[Items from a dataset]
################

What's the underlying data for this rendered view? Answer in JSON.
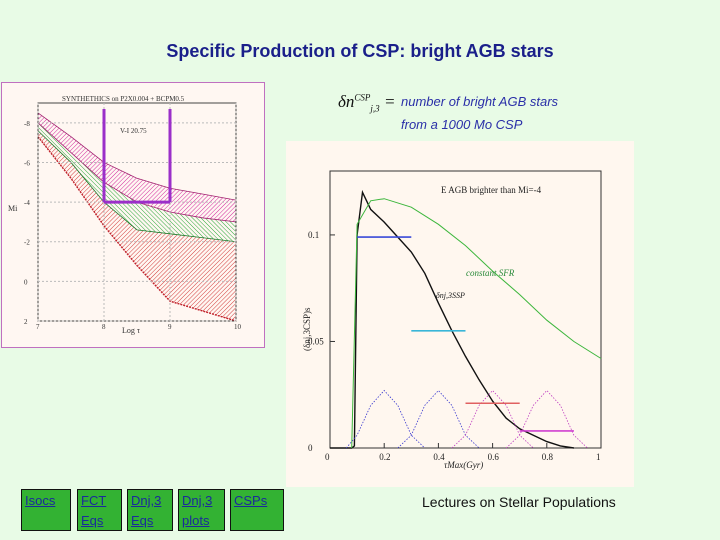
{
  "slide": {
    "title": "Specific Production of CSP: bright AGB stars",
    "note_line1": "number of bright AGB stars",
    "note_line2": "from a 1000 Mo CSP",
    "footer": "Lectures on Stellar Populations",
    "formula": {
      "base": "δn",
      "sup": "CSP",
      "sub": "j,3",
      "eq": "="
    }
  },
  "nav": [
    {
      "label": "Isocs"
    },
    {
      "label": "FCT Eqs"
    },
    {
      "label": "Dnj,3 Eqs"
    },
    {
      "label": "Dnj,3 plots"
    },
    {
      "label": "CSPs"
    }
  ],
  "colors": {
    "title": "#1a1f8a",
    "nav_bg": "#33b233",
    "page_bg": "#e8fbe6",
    "highlight": "#9b2fc9"
  },
  "chart_data": [
    {
      "type": "area",
      "title": "SYNTHETHICS on P2X0.004 + BCPM0.5",
      "xlabel": "Log τ",
      "ylabel": "Mi",
      "xlim": [
        7,
        10
      ],
      "ylim": [
        2,
        -9
      ],
      "x_ticks": [
        "7",
        "8",
        "9",
        "10"
      ],
      "y_ticks": [
        "-8",
        "-6",
        "-4",
        "-2",
        "0",
        "2"
      ],
      "annotation": "V-I 20.75",
      "series": [
        {
          "x": [
            7.0,
            7.5,
            8.0,
            8.5,
            9.0,
            9.5,
            10.0
          ],
          "values": [
            -8.5,
            -7.3,
            -6.0,
            -5.2,
            -4.7,
            -4.4,
            -4.1
          ]
        },
        {
          "x": [
            7.0,
            7.5,
            8.0,
            8.5,
            9.0,
            9.5,
            10.0
          ],
          "values": [
            -8.0,
            -6.5,
            -5.0,
            -4.0,
            -3.5,
            -3.2,
            -3.0
          ]
        },
        {
          "x": [
            7.0,
            7.5,
            8.0,
            8.5,
            9.0,
            9.5,
            10.0
          ],
          "values": [
            -7.6,
            -6.0,
            -4.0,
            -2.6,
            -2.4,
            -2.2,
            -2.0
          ]
        },
        {
          "x": [
            7.0,
            7.5,
            8.0,
            8.5,
            9.0,
            9.5,
            10.0
          ],
          "values": [
            -7.3,
            -5.2,
            -2.8,
            -0.8,
            1.0,
            1.5,
            2.0
          ]
        }
      ]
    },
    {
      "type": "line",
      "title": "E  AGB brighter than Mi=-4",
      "xlabel": "τMax(Gyr)",
      "ylabel": "(δnj,3CSP)s",
      "xlim": [
        0,
        1
      ],
      "ylim": [
        0,
        0.13
      ],
      "x_ticks": [
        "0",
        "0.2",
        "0.4",
        "0.6",
        "0.8",
        "1"
      ],
      "y_ticks": [
        "0",
        "0.05",
        "0.1"
      ],
      "annotations": [
        "constant SFR",
        "δnj,3SSP"
      ],
      "series": [
        {
          "x": [
            0.0,
            0.08,
            0.09,
            0.1,
            0.12,
            0.15,
            0.2,
            0.25,
            0.3,
            0.35,
            0.4,
            0.45,
            0.5,
            0.55,
            0.6,
            0.65,
            0.7,
            0.75,
            0.8,
            0.85,
            0.9
          ],
          "values": [
            0.0,
            0.0,
            0.001,
            0.1,
            0.12,
            0.112,
            0.106,
            0.099,
            0.092,
            0.082,
            0.068,
            0.055,
            0.043,
            0.032,
            0.022,
            0.014,
            0.009,
            0.006,
            0.003,
            0.001,
            0.0
          ]
        },
        {
          "x": [
            0.08,
            0.1,
            0.15,
            0.2,
            0.3,
            0.4,
            0.5,
            0.6,
            0.7,
            0.8,
            0.9,
            1.0
          ],
          "values": [
            0.0,
            0.105,
            0.116,
            0.117,
            0.113,
            0.105,
            0.095,
            0.083,
            0.072,
            0.06,
            0.05,
            0.042
          ]
        },
        {
          "x": [
            0.06,
            0.1,
            0.15,
            0.2,
            0.25,
            0.3,
            0.35
          ],
          "values": [
            0.0,
            0.006,
            0.02,
            0.027,
            0.02,
            0.006,
            0.0
          ]
        },
        {
          "x": [
            0.25,
            0.3,
            0.35,
            0.4,
            0.45,
            0.5,
            0.55
          ],
          "values": [
            0.0,
            0.006,
            0.02,
            0.027,
            0.02,
            0.006,
            0.0
          ]
        },
        {
          "x": [
            0.45,
            0.5,
            0.55,
            0.6,
            0.65,
            0.7,
            0.75
          ],
          "values": [
            0.0,
            0.006,
            0.02,
            0.027,
            0.02,
            0.006,
            0.0
          ]
        },
        {
          "x": [
            0.65,
            0.7,
            0.75,
            0.8,
            0.85,
            0.9,
            0.95
          ],
          "values": [
            0.0,
            0.006,
            0.02,
            0.027,
            0.02,
            0.006,
            0.0
          ]
        }
      ],
      "level_markers": [
        {
          "x": [
            0.1,
            0.3
          ],
          "value": 0.099
        },
        {
          "x": [
            0.3,
            0.5
          ],
          "value": 0.055
        },
        {
          "x": [
            0.5,
            0.7
          ],
          "value": 0.021
        },
        {
          "x": [
            0.7,
            0.9
          ],
          "value": 0.008
        }
      ]
    }
  ]
}
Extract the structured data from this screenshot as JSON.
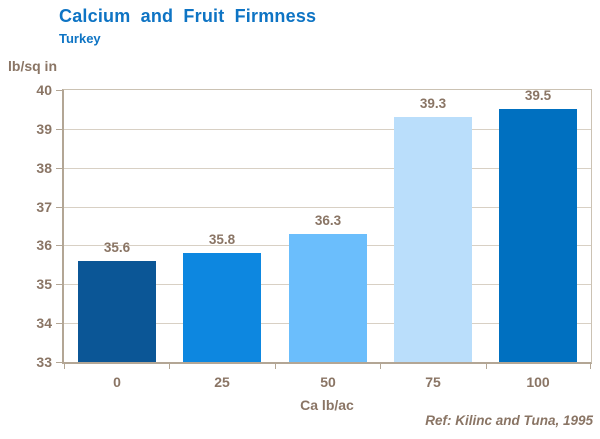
{
  "header": {
    "title": "Calcium and Fruit Firmness",
    "subtitle": "Turkey"
  },
  "chart_data": {
    "type": "bar",
    "title": "Calcium and Fruit Firmness",
    "subtitle": "Turkey",
    "categories": [
      "0",
      "25",
      "50",
      "75",
      "100"
    ],
    "values": [
      35.6,
      35.8,
      36.3,
      39.3,
      39.5
    ],
    "bar_labels": [
      "35.6",
      "35.8",
      "36.3",
      "39.3",
      "39.5"
    ],
    "bar_colors": [
      "#0b5696",
      "#0d87e0",
      "#6bbefc",
      "#badefb",
      "#0070c0"
    ],
    "xlabel": "Ca lb/ac",
    "ylabel": "lb/sq in",
    "ylim": [
      33,
      40
    ],
    "yticks": [
      33,
      34,
      35,
      36,
      37,
      38,
      39,
      40
    ],
    "grid": "horizontal",
    "legend": "none"
  },
  "footer": {
    "reference": "Ref: Kilinc and Tuna, 1995"
  },
  "colors": {
    "title_blue": "#0e74c4",
    "axis_text_brown": "#8a7565",
    "gridline": "#d8d0c4",
    "axis_line_dark": "#b3a695",
    "axis_line_light": "#cbc2b3",
    "background": "#ffffff"
  }
}
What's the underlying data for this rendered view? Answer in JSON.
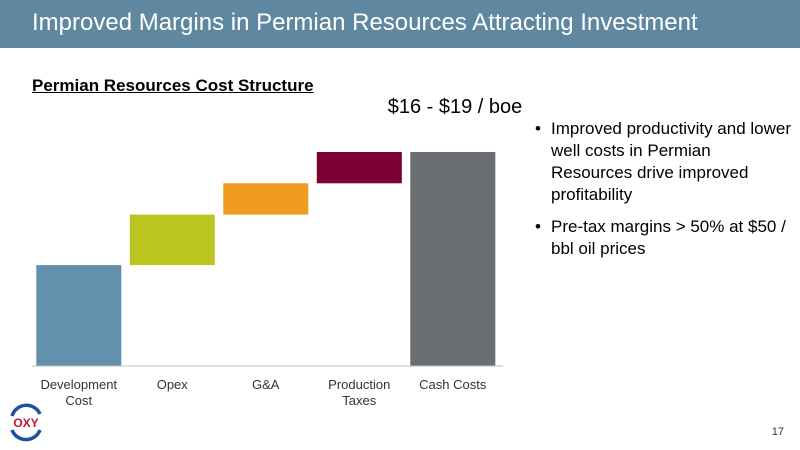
{
  "header": {
    "title": "Improved Margins in Permian Resources Attracting Investment"
  },
  "chart_subtitle": "Permian Resources Cost Structure",
  "total_label": "$16 - $19 / boe",
  "bullets": [
    "Improved productivity and lower well costs in Permian Resources drive improved profitability",
    "Pre-tax margins > 50% at $50 / bbl oil prices"
  ],
  "bullet_glyph": "•",
  "logo_text": "OXY",
  "page_number": "17",
  "chart_data": {
    "type": "waterfall",
    "categories": [
      "Development Cost",
      "Opex",
      "G&A",
      "Production Taxes",
      "Cash Costs"
    ],
    "bars": [
      {
        "category": "Development Cost",
        "base": 0,
        "value": 100,
        "color": "#6390ad"
      },
      {
        "category": "Opex",
        "base": 100,
        "value": 50,
        "color": "#bcc520"
      },
      {
        "category": "G&A",
        "base": 150,
        "value": 31,
        "color": "#f09c1f"
      },
      {
        "category": "Production Taxes",
        "base": 181,
        "value": 31,
        "color": "#7c0032"
      },
      {
        "category": "Cash Costs",
        "base": 0,
        "value": 212,
        "color": "#6a6d71",
        "total": true
      }
    ],
    "total_annotation": "$16 - $19 / boe",
    "ylim": [
      0,
      212
    ],
    "grid": false,
    "legend": "none"
  }
}
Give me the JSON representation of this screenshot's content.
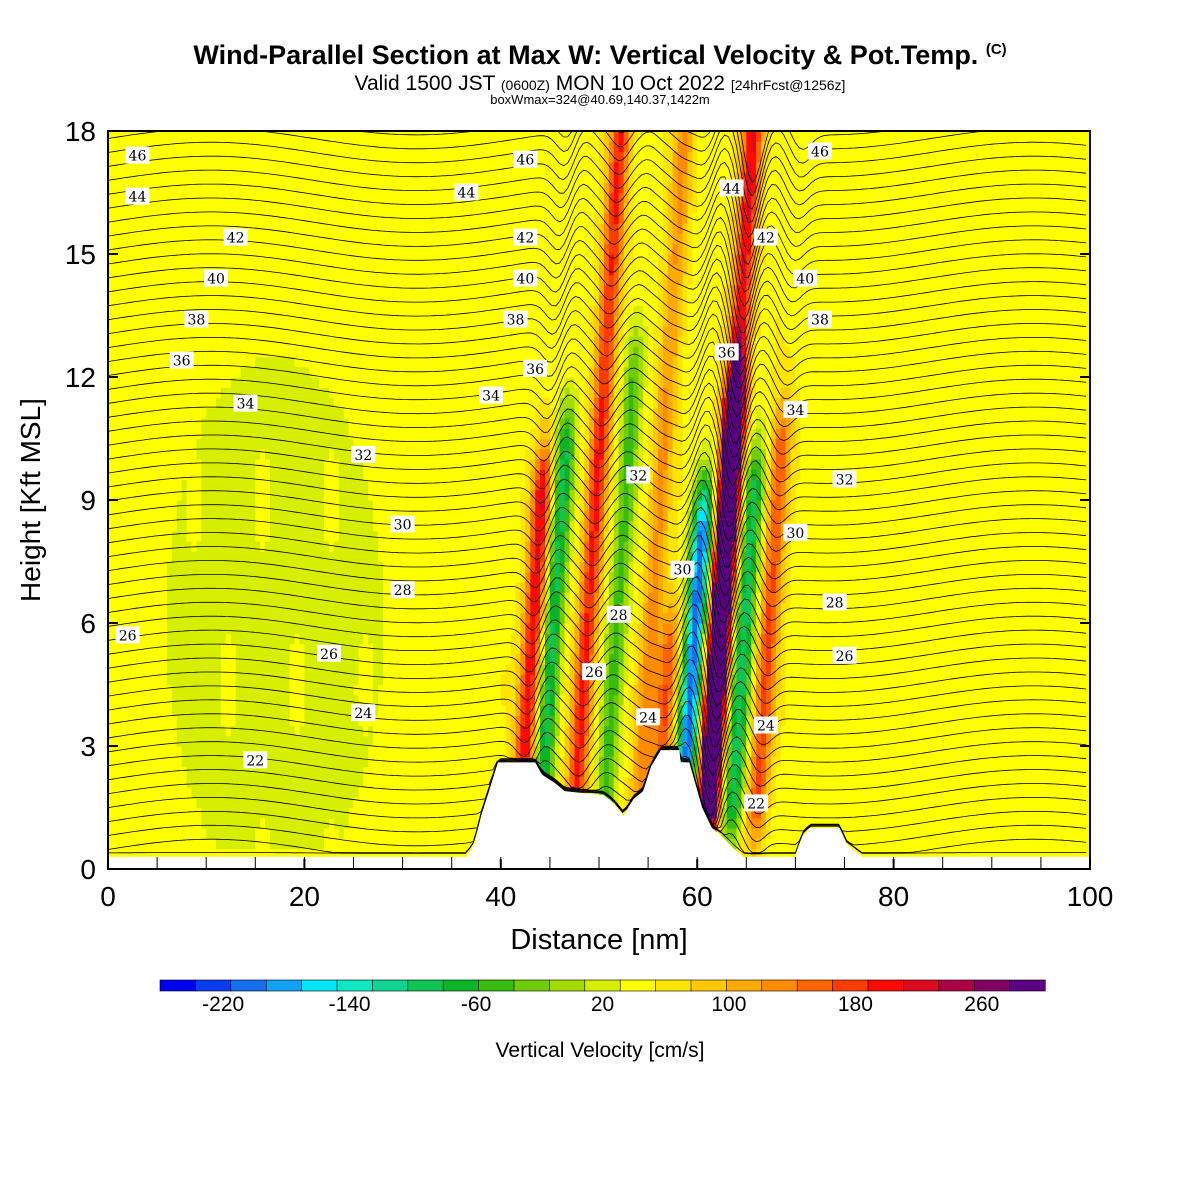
{
  "header": {
    "title": "Wind-Parallel Section at Max W: Vertical Velocity & Pot.Temp.",
    "copyright": "(C)",
    "valid_prefix": "Valid 1500 JST",
    "valid_zulu": "(0600Z)",
    "valid_date": "MON 10 Oct 2022",
    "forecast_info": "[24hrFcst@1256z]",
    "box_info": "boxWmax=324@40.69,140.37,1422m"
  },
  "colorbar": {
    "label": "Vertical Velocity [cm/s]",
    "tick_labels": [
      "-220",
      "-140",
      "-60",
      "20",
      "100",
      "180",
      "260"
    ],
    "tick_values": [
      -220,
      -140,
      -60,
      20,
      100,
      180,
      260
    ],
    "colors": [
      "#0000ee",
      "#0a3cf0",
      "#1570f0",
      "#10a0f4",
      "#00e8f8",
      "#10e8c4",
      "#10d494",
      "#10c454",
      "#0cb428",
      "#38bc10",
      "#70cc08",
      "#a4dc00",
      "#d6ee00",
      "#ffff00",
      "#ffe400",
      "#ffc800",
      "#ffaa00",
      "#ff8c00",
      "#ff6400",
      "#ff3c00",
      "#ff0a00",
      "#de0a20",
      "#ae0044",
      "#800064",
      "#580080"
    ],
    "range": [
      -260,
      300
    ],
    "step": 20
  },
  "chart_data": {
    "type": "contour",
    "xlabel": "Distance [nm]",
    "ylabel": "Height [Kft MSL]",
    "xlim": [
      0,
      100
    ],
    "ylim": [
      0,
      18
    ],
    "xticks": [
      0,
      20,
      40,
      60,
      80,
      100
    ],
    "yticks": [
      0,
      3,
      6,
      9,
      12,
      15,
      18
    ],
    "fill_field": "vertical velocity [cm/s]",
    "contour_field": "potential temperature",
    "velocity_bands": [
      {
        "x": 42.5,
        "peak": 150,
        "top_kft": 9
      },
      {
        "x": 44.5,
        "peak": -120,
        "top_kft": 10
      },
      {
        "x": 48,
        "peak": 130,
        "top_kft": 18
      },
      {
        "x": 51,
        "peak": -80,
        "top_kft": 12
      },
      {
        "x": 54.5,
        "peak": 70,
        "top_kft": 18
      },
      {
        "x": 56.5,
        "peak": 110,
        "top_kft": 5
      },
      {
        "x": 59,
        "peak": -230,
        "top_kft": 8
      },
      {
        "x": 61.5,
        "peak": 240,
        "top_kft": 11
      },
      {
        "x": 61.5,
        "peak": 150,
        "top_kft": 18
      },
      {
        "x": 64,
        "peak": -130,
        "top_kft": 9
      },
      {
        "x": 66.5,
        "peak": 110,
        "top_kft": 10
      }
    ],
    "terrain": [
      {
        "x": 0,
        "h_kft": 0.3
      },
      {
        "x": 36.5,
        "h_kft": 0.3
      },
      {
        "x": 37.3,
        "h_kft": 0.6
      },
      {
        "x": 38,
        "h_kft": 1.3
      },
      {
        "x": 38.8,
        "h_kft": 1.9
      },
      {
        "x": 39.7,
        "h_kft": 2.6
      },
      {
        "x": 43.5,
        "h_kft": 2.6
      },
      {
        "x": 44.2,
        "h_kft": 2.3
      },
      {
        "x": 45.5,
        "h_kft": 2.1
      },
      {
        "x": 46.5,
        "h_kft": 1.9
      },
      {
        "x": 50.5,
        "h_kft": 1.8
      },
      {
        "x": 51.5,
        "h_kft": 1.6
      },
      {
        "x": 52.5,
        "h_kft": 1.3
      },
      {
        "x": 53.5,
        "h_kft": 1.7
      },
      {
        "x": 54.5,
        "h_kft": 1.9
      },
      {
        "x": 55.3,
        "h_kft": 2.5
      },
      {
        "x": 56.3,
        "h_kft": 2.9
      },
      {
        "x": 58.2,
        "h_kft": 2.9
      },
      {
        "x": 58.3,
        "h_kft": 2.6
      },
      {
        "x": 59.2,
        "h_kft": 2.6
      },
      {
        "x": 60.5,
        "h_kft": 1.5
      },
      {
        "x": 61.5,
        "h_kft": 1.0
      },
      {
        "x": 62.5,
        "h_kft": 0.8
      },
      {
        "x": 63.7,
        "h_kft": 0.5
      },
      {
        "x": 64.7,
        "h_kft": 0.3
      },
      {
        "x": 70,
        "h_kft": 0.3
      },
      {
        "x": 70.7,
        "h_kft": 0.8
      },
      {
        "x": 71.5,
        "h_kft": 1.0
      },
      {
        "x": 74.5,
        "h_kft": 1.0
      },
      {
        "x": 75.2,
        "h_kft": 0.6
      },
      {
        "x": 76.8,
        "h_kft": 0.3
      },
      {
        "x": 100,
        "h_kft": 0.3
      }
    ],
    "theta_labels": [
      {
        "text": "46",
        "x": 3,
        "y": 17.4
      },
      {
        "text": "44",
        "x": 3,
        "y": 16.4
      },
      {
        "text": "42",
        "x": 13,
        "y": 15.4
      },
      {
        "text": "40",
        "x": 11,
        "y": 14.4
      },
      {
        "text": "38",
        "x": 9,
        "y": 13.4
      },
      {
        "text": "36",
        "x": 7.5,
        "y": 12.4
      },
      {
        "text": "34",
        "x": 14,
        "y": 11.35
      },
      {
        "text": "32",
        "x": 26,
        "y": 10.1
      },
      {
        "text": "30",
        "x": 30,
        "y": 8.4
      },
      {
        "text": "28",
        "x": 30,
        "y": 6.8
      },
      {
        "text": "26",
        "x": 2,
        "y": 5.7
      },
      {
        "text": "26",
        "x": 22.5,
        "y": 5.25
      },
      {
        "text": "24",
        "x": 26,
        "y": 3.8
      },
      {
        "text": "22",
        "x": 15,
        "y": 2.65
      },
      {
        "text": "46",
        "x": 42.5,
        "y": 17.3
      },
      {
        "text": "44",
        "x": 36.5,
        "y": 16.5
      },
      {
        "text": "42",
        "x": 42.5,
        "y": 15.4
      },
      {
        "text": "40",
        "x": 42.5,
        "y": 14.4
      },
      {
        "text": "38",
        "x": 41.5,
        "y": 13.4
      },
      {
        "text": "36",
        "x": 43.5,
        "y": 12.2
      },
      {
        "text": "34",
        "x": 39,
        "y": 11.55
      },
      {
        "text": "32",
        "x": 54,
        "y": 9.6
      },
      {
        "text": "30",
        "x": 58.5,
        "y": 7.3
      },
      {
        "text": "28",
        "x": 52,
        "y": 6.2
      },
      {
        "text": "26",
        "x": 49.5,
        "y": 4.8
      },
      {
        "text": "24",
        "x": 55,
        "y": 3.7
      },
      {
        "text": "22",
        "x": 66,
        "y": 1.6
      },
      {
        "text": "24",
        "x": 67,
        "y": 3.5
      },
      {
        "text": "44",
        "x": 63.5,
        "y": 16.6
      },
      {
        "text": "42",
        "x": 67,
        "y": 15.4
      },
      {
        "text": "36",
        "x": 63,
        "y": 12.6
      },
      {
        "text": "46",
        "x": 72.5,
        "y": 17.5
      },
      {
        "text": "40",
        "x": 71,
        "y": 14.4
      },
      {
        "text": "38",
        "x": 72.5,
        "y": 13.4
      },
      {
        "text": "34",
        "x": 70,
        "y": 11.2
      },
      {
        "text": "32",
        "x": 75,
        "y": 9.5
      },
      {
        "text": "30",
        "x": 70,
        "y": 8.2
      },
      {
        "text": "28",
        "x": 74,
        "y": 6.5
      },
      {
        "text": "26",
        "x": 75,
        "y": 5.2
      }
    ]
  }
}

################

## TASK DETAILS
What is the number of lines in this listing that contain the word "peak"? Answer with that number and nothing else.

## WRITTEN SOLUTION
11